Entries taken from a collection
** start **

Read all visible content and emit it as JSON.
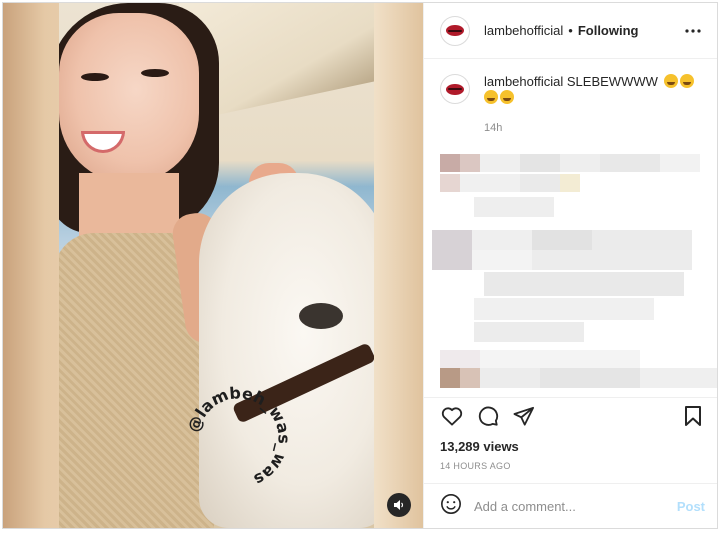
{
  "post": {
    "username": "lambehofficial",
    "separator": "•",
    "follow_status": "Following"
  },
  "caption": {
    "username": "lambehofficial",
    "text": "SLEBEWWWW",
    "emojis": [
      "joy-emoji",
      "rofl-emoji",
      "joy-emoji",
      "rofl-emoji"
    ],
    "time": "14h"
  },
  "media": {
    "watermark": "@lambeh_was_was"
  },
  "stats": {
    "views": "13,289 views",
    "posted_ago": "14 HOURS AGO"
  },
  "comment_box": {
    "placeholder": "Add a comment...",
    "post_label": "Post"
  },
  "colors": {
    "accent_disabled": "#b2dffc",
    "text": "#262626",
    "muted": "#8e8e8e",
    "border": "#dbdbdb"
  }
}
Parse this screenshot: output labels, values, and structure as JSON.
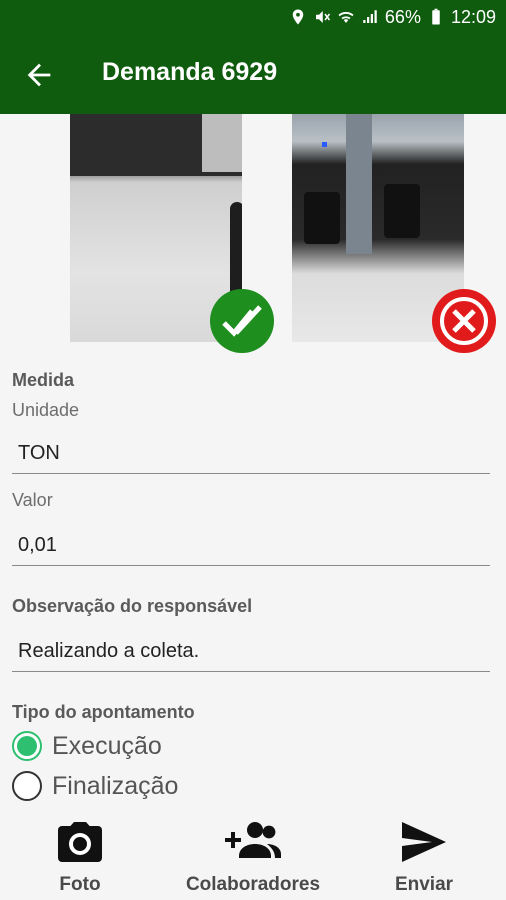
{
  "status_bar": {
    "battery": "66%",
    "time": "12:09"
  },
  "header": {
    "title": "Demanda 6929"
  },
  "form": {
    "medida_title": "Medida",
    "unidade_label": "Unidade",
    "unidade_value": "TON",
    "valor_label": "Valor",
    "valor_value": "0,01",
    "observacao_label": "Observação do responsável",
    "observacao_value": "Realizando a coleta.",
    "tipo_label": "Tipo do apontamento",
    "options": [
      {
        "label": "Execução",
        "selected": true
      },
      {
        "label": "Finalização",
        "selected": false
      }
    ]
  },
  "bottom_nav": [
    {
      "label": "Foto",
      "icon": "camera-icon"
    },
    {
      "label": "Colaboradores",
      "icon": "add-people-icon"
    },
    {
      "label": "Enviar",
      "icon": "send-icon"
    }
  ],
  "colors": {
    "primary": "#0f5c0f",
    "approve": "#1e8e1e",
    "reject": "#e11b1b",
    "radio_accent": "#2fbf71"
  }
}
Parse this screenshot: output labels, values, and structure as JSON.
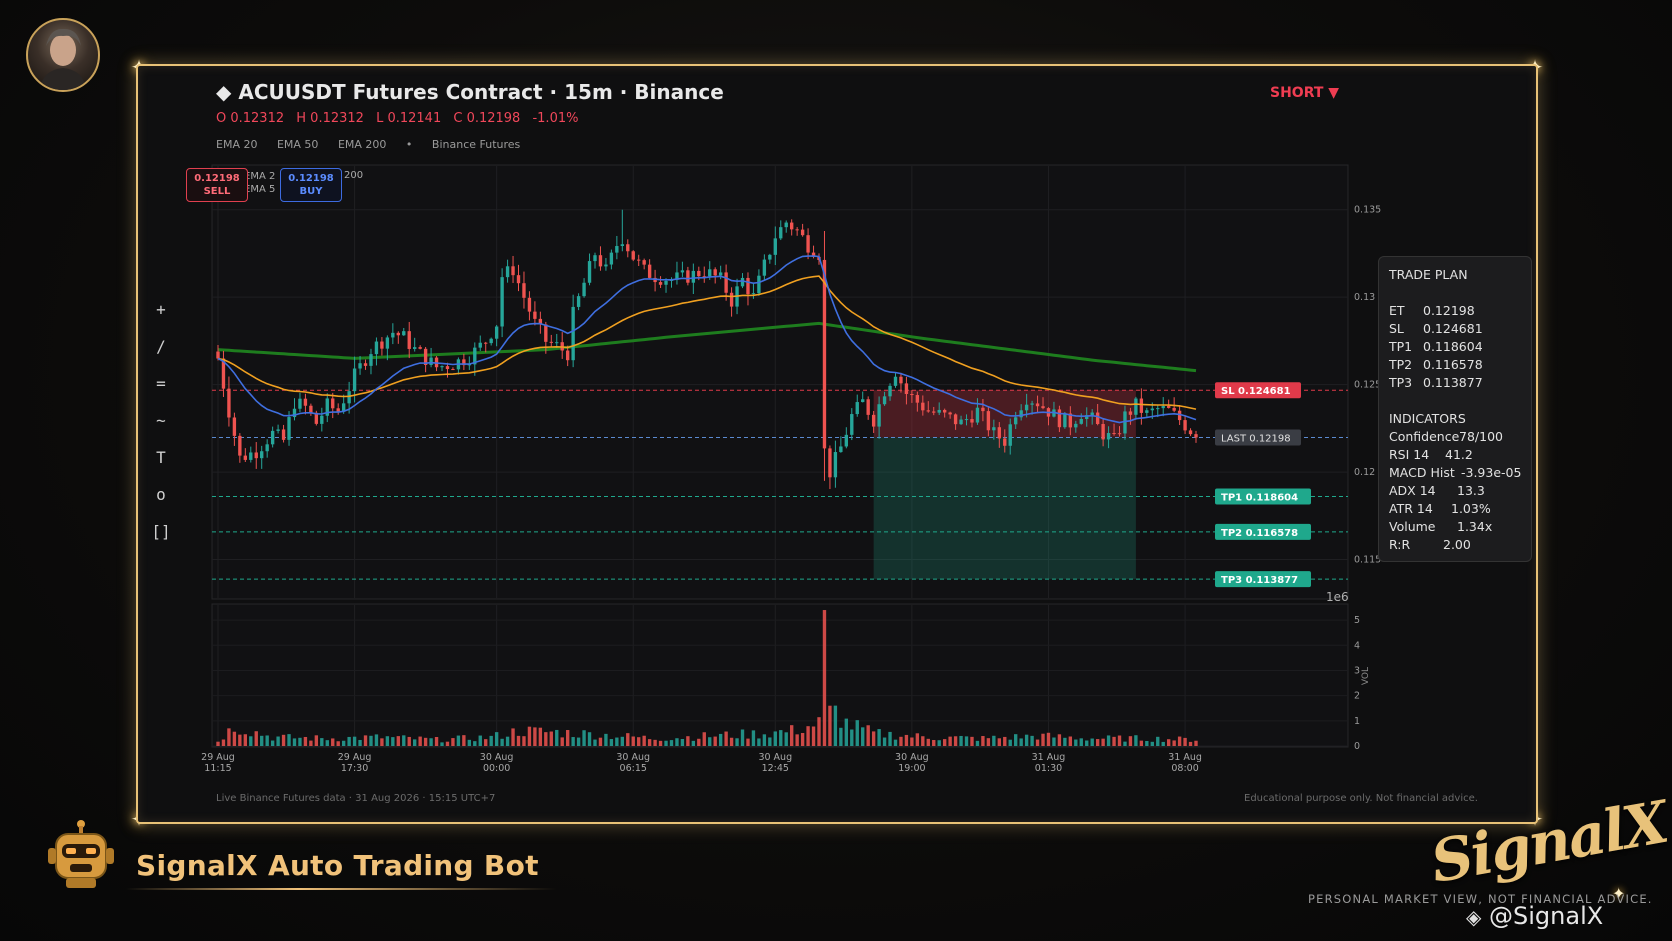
{
  "header": {
    "title": "◆  ACUUSDT Futures Contract  ·  15m  ·  Binance",
    "ohlc": [
      "O 0.12312",
      "H 0.12312",
      "L 0.12141",
      "C 0.12198",
      "-1.01%"
    ],
    "legend": [
      "EMA 20",
      "EMA 50",
      "EMA 200",
      "•",
      "Binance Futures"
    ],
    "direction": "SHORT ▼"
  },
  "quote": {
    "sell_price": "0.12198",
    "sell_label": "SELL",
    "buy_price": "0.12198",
    "buy_label": "BUY",
    "hidden_legend": [
      "EMA 2",
      "EMA 5",
      "A 200"
    ]
  },
  "tools": [
    "+",
    "/",
    "=",
    "~",
    "T",
    "o",
    "[]"
  ],
  "trade_plan": {
    "title": "TRADE PLAN",
    "levels": [
      {
        "k": "ET",
        "v": "0.12198"
      },
      {
        "k": "SL",
        "v": "0.124681"
      },
      {
        "k": "TP1",
        "v": "0.118604"
      },
      {
        "k": "TP2",
        "v": "0.116578"
      },
      {
        "k": "TP3",
        "v": "0.113877"
      }
    ],
    "indicators_title": "INDICATORS",
    "indicators": [
      {
        "k": "Confidence",
        "v": "78/100"
      },
      {
        "k": "RSI 14",
        "v": "41.2"
      },
      {
        "k": "MACD Hist",
        "v": "-3.93e-05"
      },
      {
        "k": "ADX 14",
        "v": "13.3"
      },
      {
        "k": "ATR 14",
        "v": "1.03%"
      },
      {
        "k": "Volume",
        "v": "1.34x"
      },
      {
        "k": "R:R",
        "v": "2.00"
      }
    ]
  },
  "footer": {
    "left": "Live Binance Futures data  ·  31 Aug 2026 · 15:15 UTC+7",
    "right": "Educational purpose only. Not financial advice."
  },
  "branding": {
    "bot_name": "SignalX Auto Trading Bot",
    "logo_text": "SignalX",
    "disclaimer": "PERSONAL MARKET VIEW, NOT FINANCIAL ADVICE.",
    "handle": "@SignalX"
  },
  "colors": {
    "up": "#26a69a",
    "down": "#ef5350",
    "ema20": "#3f6fe0",
    "ema50": "#f0a020",
    "ema200": "#1e7d1e",
    "sl": "#e03a4a",
    "tp": "#1fa88c",
    "last": "#5b8ad0",
    "gold": "#e8c277"
  },
  "chart_data": {
    "type": "candlestick",
    "price_axis": {
      "ticks": [
        0.135,
        0.13,
        0.125,
        0.12,
        0.115
      ],
      "tick_labels": [
        "0.135",
        "0.13",
        "0.125",
        "0.12",
        "0.115"
      ],
      "ylim": [
        0.1128,
        0.1375
      ]
    },
    "volume_axis": {
      "label": "VOL",
      "ticks": [
        0,
        1,
        2,
        3,
        4,
        5
      ],
      "multiplier": "1e6",
      "ylim": [
        0,
        5.6
      ]
    },
    "x_ticks": [
      {
        "bar": 0,
        "date": "29 Aug",
        "time": "11:15"
      },
      {
        "bar": 25,
        "date": "29 Aug",
        "time": "17:30"
      },
      {
        "bar": 51,
        "date": "30 Aug",
        "time": "00:00"
      },
      {
        "bar": 76,
        "date": "30 Aug",
        "time": "06:15"
      },
      {
        "bar": 102,
        "date": "30 Aug",
        "time": "12:45"
      },
      {
        "bar": 127,
        "date": "30 Aug",
        "time": "19:00"
      },
      {
        "bar": 152,
        "date": "31 Aug",
        "time": "01:30"
      },
      {
        "bar": 177,
        "date": "31 Aug",
        "time": "08:00"
      }
    ],
    "levels": [
      {
        "name": "SL",
        "value": 0.124681
      },
      {
        "name": "LAST",
        "value": 0.12198
      },
      {
        "name": "TP1",
        "value": 0.118604
      },
      {
        "name": "TP2",
        "value": 0.116578
      },
      {
        "name": "TP3",
        "value": 0.113877
      }
    ],
    "level_labels": [
      "SL  0.124681",
      "LAST  0.12198",
      "TP1  0.118604",
      "TP2  0.116578",
      "TP3  0.113877"
    ],
    "zone_bars": [
      120,
      168
    ],
    "close_anchors": [
      [
        0,
        0.1265
      ],
      [
        2,
        0.1235
      ],
      [
        4,
        0.1208
      ],
      [
        7,
        0.1212
      ],
      [
        10,
        0.1222
      ],
      [
        12,
        0.1218
      ],
      [
        14,
        0.124
      ],
      [
        16,
        0.1237
      ],
      [
        18,
        0.1228
      ],
      [
        20,
        0.1238
      ],
      [
        22,
        0.1235
      ],
      [
        25,
        0.1255
      ],
      [
        28,
        0.127
      ],
      [
        30,
        0.1275
      ],
      [
        32,
        0.128
      ],
      [
        34,
        0.1277
      ],
      [
        36,
        0.127
      ],
      [
        38,
        0.1265
      ],
      [
        40,
        0.126
      ],
      [
        43,
        0.1262
      ],
      [
        46,
        0.1266
      ],
      [
        49,
        0.1275
      ],
      [
        51,
        0.1285
      ],
      [
        52,
        0.1312
      ],
      [
        54,
        0.1316
      ],
      [
        56,
        0.13
      ],
      [
        58,
        0.1285
      ],
      [
        60,
        0.1275
      ],
      [
        62,
        0.1272
      ],
      [
        64,
        0.1268
      ],
      [
        65,
        0.129
      ],
      [
        67,
        0.1308
      ],
      [
        69,
        0.1325
      ],
      [
        71,
        0.1315
      ],
      [
        73,
        0.133
      ],
      [
        74,
        0.1334
      ],
      [
        76,
        0.1323
      ],
      [
        78,
        0.1315
      ],
      [
        80,
        0.1312
      ],
      [
        83,
        0.131
      ],
      [
        86,
        0.1312
      ],
      [
        89,
        0.1315
      ],
      [
        92,
        0.131
      ],
      [
        94,
        0.1298
      ],
      [
        96,
        0.131
      ],
      [
        98,
        0.13
      ],
      [
        100,
        0.1318
      ],
      [
        102,
        0.1335
      ],
      [
        104,
        0.1343
      ],
      [
        106,
        0.1338
      ],
      [
        108,
        0.133
      ],
      [
        110,
        0.1325
      ],
      [
        111,
        0.1212
      ],
      [
        112,
        0.12
      ],
      [
        114,
        0.1214
      ],
      [
        116,
        0.1232
      ],
      [
        118,
        0.124
      ],
      [
        120,
        0.123
      ],
      [
        122,
        0.1247
      ],
      [
        124,
        0.1258
      ],
      [
        126,
        0.1245
      ],
      [
        128,
        0.124
      ],
      [
        130,
        0.1235
      ],
      [
        133,
        0.1232
      ],
      [
        136,
        0.1228
      ],
      [
        139,
        0.1235
      ],
      [
        142,
        0.1222
      ],
      [
        144,
        0.1218
      ],
      [
        146,
        0.1235
      ],
      [
        148,
        0.1243
      ],
      [
        150,
        0.124
      ],
      [
        152,
        0.1235
      ],
      [
        154,
        0.123
      ],
      [
        156,
        0.1228
      ],
      [
        158,
        0.1234
      ],
      [
        160,
        0.123
      ],
      [
        162,
        0.1222
      ],
      [
        164,
        0.1218
      ],
      [
        166,
        0.1232
      ],
      [
        168,
        0.1238
      ],
      [
        170,
        0.1233
      ],
      [
        172,
        0.1236
      ],
      [
        174,
        0.1235
      ],
      [
        176,
        0.123
      ],
      [
        178,
        0.1224
      ],
      [
        179,
        0.12198
      ]
    ],
    "volume_anchors": [
      [
        0,
        0.2
      ],
      [
        3,
        0.8
      ],
      [
        10,
        0.35
      ],
      [
        20,
        0.3
      ],
      [
        30,
        0.35
      ],
      [
        40,
        0.25
      ],
      [
        50,
        0.35
      ],
      [
        55,
        0.6
      ],
      [
        62,
        0.55
      ],
      [
        70,
        0.45
      ],
      [
        80,
        0.3
      ],
      [
        90,
        0.4
      ],
      [
        100,
        0.5
      ],
      [
        105,
        0.6
      ],
      [
        110,
        0.9
      ],
      [
        111,
        5.4
      ],
      [
        112,
        1.6
      ],
      [
        115,
        0.9
      ],
      [
        120,
        0.5
      ],
      [
        130,
        0.35
      ],
      [
        140,
        0.3
      ],
      [
        150,
        0.4
      ],
      [
        160,
        0.3
      ],
      [
        170,
        0.3
      ],
      [
        179,
        0.25
      ]
    ],
    "ema200_anchors": [
      [
        0,
        0.127
      ],
      [
        25,
        0.1265
      ],
      [
        60,
        0.127
      ],
      [
        85,
        0.1278
      ],
      [
        110,
        0.1285
      ],
      [
        130,
        0.1276
      ],
      [
        160,
        0.1264
      ],
      [
        179,
        0.1258
      ]
    ],
    "bar_count": 180
  }
}
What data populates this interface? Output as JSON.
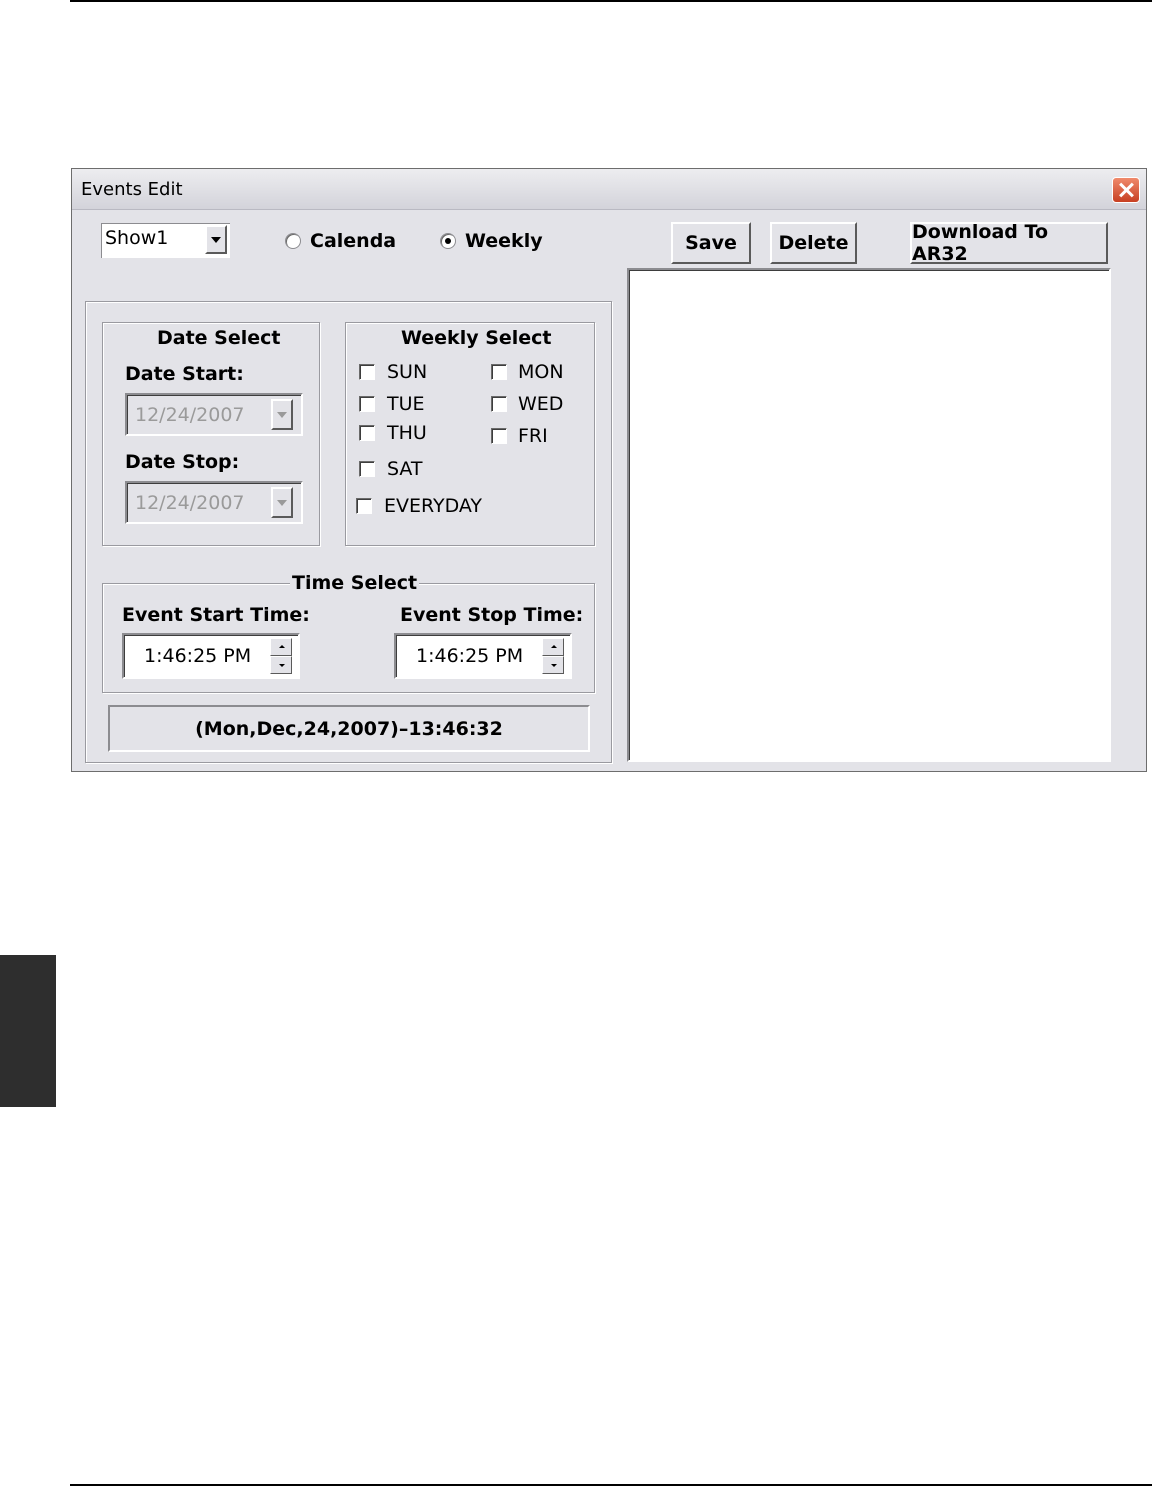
{
  "window": {
    "title": "Events Edit"
  },
  "toolbar": {
    "show_select_value": "Show1",
    "mode_calendar_label": "Calenda",
    "mode_weekly_label": "Weekly",
    "mode_selected": "Weekly",
    "save_label": "Save",
    "delete_label": "Delete",
    "download_label": "Download To AR32"
  },
  "date_select": {
    "legend": "Date Select",
    "start_label": "Date Start:",
    "start_value": "12/24/2007",
    "stop_label": "Date Stop:",
    "stop_value": "12/24/2007"
  },
  "weekly_select": {
    "legend": "Weekly Select",
    "days": {
      "sun": "SUN",
      "mon": "MON",
      "tue": "TUE",
      "wed": "WED",
      "thu": "THU",
      "fri": "FRI",
      "sat": "SAT",
      "everyday": "EVERYDAY"
    }
  },
  "time_select": {
    "legend": "Time Select",
    "start_label": "Event Start Time:",
    "start_value": "1:46:25 PM",
    "stop_label": "Event Stop Time:",
    "stop_value": "1:46:25 PM"
  },
  "status": {
    "clock": "(Mon,Dec,24,2007)–13:46:32"
  }
}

** end **

> [Short task] Only lines holding the string "SignalX" are wanted; gather each one from the entries above.

> [Solution to this problem]
    "bot_name": "SignalX Auto Trading Bot",
    "logo_text": "SignalX",
    "handle": "@SignalX"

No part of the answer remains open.